### Directions for this task
Print each of the entries exactly, leaving nothing out.

### Stored entries
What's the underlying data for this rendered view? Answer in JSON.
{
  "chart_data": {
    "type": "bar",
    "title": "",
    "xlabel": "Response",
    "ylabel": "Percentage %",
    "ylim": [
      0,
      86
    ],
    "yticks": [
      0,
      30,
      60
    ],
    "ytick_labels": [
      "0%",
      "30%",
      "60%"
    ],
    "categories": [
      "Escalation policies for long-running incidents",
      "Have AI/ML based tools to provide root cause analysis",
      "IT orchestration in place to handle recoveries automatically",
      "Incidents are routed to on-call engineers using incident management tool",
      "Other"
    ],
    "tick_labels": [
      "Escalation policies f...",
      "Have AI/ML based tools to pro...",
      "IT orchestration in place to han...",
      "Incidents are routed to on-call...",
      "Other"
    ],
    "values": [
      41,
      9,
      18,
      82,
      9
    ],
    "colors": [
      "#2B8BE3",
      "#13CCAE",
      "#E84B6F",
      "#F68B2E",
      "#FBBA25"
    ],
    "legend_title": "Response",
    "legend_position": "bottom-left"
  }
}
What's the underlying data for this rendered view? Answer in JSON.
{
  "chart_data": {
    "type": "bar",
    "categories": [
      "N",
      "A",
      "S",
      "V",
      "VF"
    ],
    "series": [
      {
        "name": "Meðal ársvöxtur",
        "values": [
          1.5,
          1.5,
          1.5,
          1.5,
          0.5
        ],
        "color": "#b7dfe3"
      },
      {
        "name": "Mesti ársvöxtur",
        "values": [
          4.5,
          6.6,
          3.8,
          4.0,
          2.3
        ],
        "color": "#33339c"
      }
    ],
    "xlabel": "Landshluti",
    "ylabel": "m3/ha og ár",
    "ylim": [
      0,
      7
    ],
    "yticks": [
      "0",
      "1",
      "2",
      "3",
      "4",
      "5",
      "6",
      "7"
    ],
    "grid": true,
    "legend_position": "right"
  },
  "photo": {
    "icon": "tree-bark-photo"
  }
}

### Answer below
What's the underlying data for this rendered view? Answer in JSON.
{
  "chart_data": {
    "type": "bar",
    "title": "",
    "xlabel": "Response",
    "ylabel": "Percentage %",
    "ylim": [
      0,
      86
    ],
    "yticks": [
      0,
      30,
      60
    ],
    "ytick_labels": [
      "0%",
      "30%",
      "60%"
    ],
    "categories": [
      "Escalation policies for long-running incidents",
      "Have AI/ML based tools to provide root cause analysis",
      "IT orchestration in place to handle recoveries automatically",
      "Incidents are routed to on-call engineers using incident management tool",
      "Other"
    ],
    "tick_labels": [
      "Escalation policies f...",
      "Have AI/ML based tools to pro...",
      "IT orchestration in place to han...",
      "Incidents are routed to on-call...",
      "Other"
    ],
    "values": [
      41,
      9,
      18,
      82,
      9
    ],
    "colors": [
      "#2B8BE3",
      "#13CCAE",
      "#E84B6F",
      "#F68B2E",
      "#FBBA25"
    ],
    "legend_title": "Response",
    "legend_position": "bottom-left"
  }
}
What's the underlying data for this rendered view? Answer in JSON.
{
  "chart_data": {
    "type": "bar",
    "categories": [
      "N",
      "A",
      "S",
      "V",
      "VF"
    ],
    "series": [
      {
        "name": "Meðal ársvöxtur",
        "values": [
          1.5,
          1.5,
          1.5,
          1.5,
          0.5
        ],
        "color": "#b7dfe3"
      },
      {
        "name": "Mesti ársvöxtur",
        "values": [
          4.5,
          6.6,
          3.8,
          4.0,
          2.3
        ],
        "color": "#33339c"
      }
    ],
    "xlabel": "Landshluti",
    "ylabel": "m3/ha og ár",
    "ylim": [
      0,
      7
    ],
    "yticks": [
      "0",
      "1",
      "2",
      "3",
      "4",
      "5",
      "6",
      "7"
    ],
    "grid": true,
    "legend_position": "right"
  },
  "photo": {
    "icon": "tree-bark-photo"
  }
}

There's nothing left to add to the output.